Work to complete: Without the images, output each record below as it stands.
:: Dataset records ::
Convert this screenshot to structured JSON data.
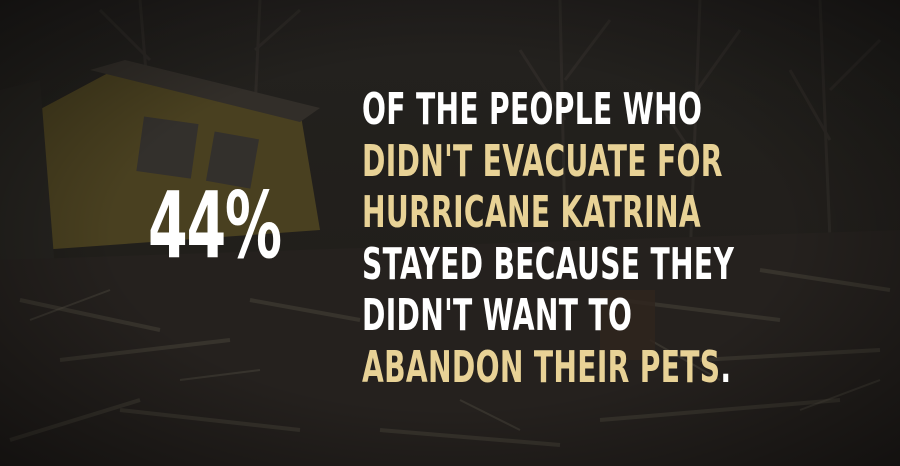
{
  "stat": {
    "value": "44%"
  },
  "message": {
    "lines": [
      {
        "segments": [
          {
            "text": "OF THE PEOPLE WHO",
            "tone": "white"
          }
        ]
      },
      {
        "segments": [
          {
            "text": "DIDN'T EVACUATE FOR",
            "tone": "gold"
          }
        ]
      },
      {
        "segments": [
          {
            "text": "HURRICANE KATRINA",
            "tone": "gold"
          }
        ]
      },
      {
        "segments": [
          {
            "text": "STAYED BECAUSE THEY",
            "tone": "white"
          }
        ]
      },
      {
        "segments": [
          {
            "text": "DIDN'T WANT TO",
            "tone": "white"
          }
        ]
      },
      {
        "segments": [
          {
            "text": "ABANDON THEIR PETS",
            "tone": "gold"
          },
          {
            "text": ".",
            "tone": "white"
          }
        ]
      }
    ]
  },
  "colors": {
    "white_text": "#ffffff",
    "gold_text": "#e8d296",
    "overlay": "#141312"
  },
  "background": {
    "subject": "storm-destroyed-house-and-debris-photo"
  }
}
:::
Completed task:
Convert this screenshot to structured JSON data.
{
  "stat": {
    "value": "44%"
  },
  "message": {
    "lines": [
      {
        "segments": [
          {
            "text": "OF THE PEOPLE WHO",
            "tone": "white"
          }
        ]
      },
      {
        "segments": [
          {
            "text": "DIDN'T EVACUATE FOR",
            "tone": "gold"
          }
        ]
      },
      {
        "segments": [
          {
            "text": "HURRICANE KATRINA",
            "tone": "gold"
          }
        ]
      },
      {
        "segments": [
          {
            "text": "STAYED BECAUSE THEY",
            "tone": "white"
          }
        ]
      },
      {
        "segments": [
          {
            "text": "DIDN'T WANT TO",
            "tone": "white"
          }
        ]
      },
      {
        "segments": [
          {
            "text": "ABANDON THEIR PETS",
            "tone": "gold"
          },
          {
            "text": ".",
            "tone": "white"
          }
        ]
      }
    ]
  },
  "colors": {
    "white_text": "#ffffff",
    "gold_text": "#e8d296",
    "overlay": "#141312"
  },
  "background": {
    "subject": "storm-destroyed-house-and-debris-photo"
  }
}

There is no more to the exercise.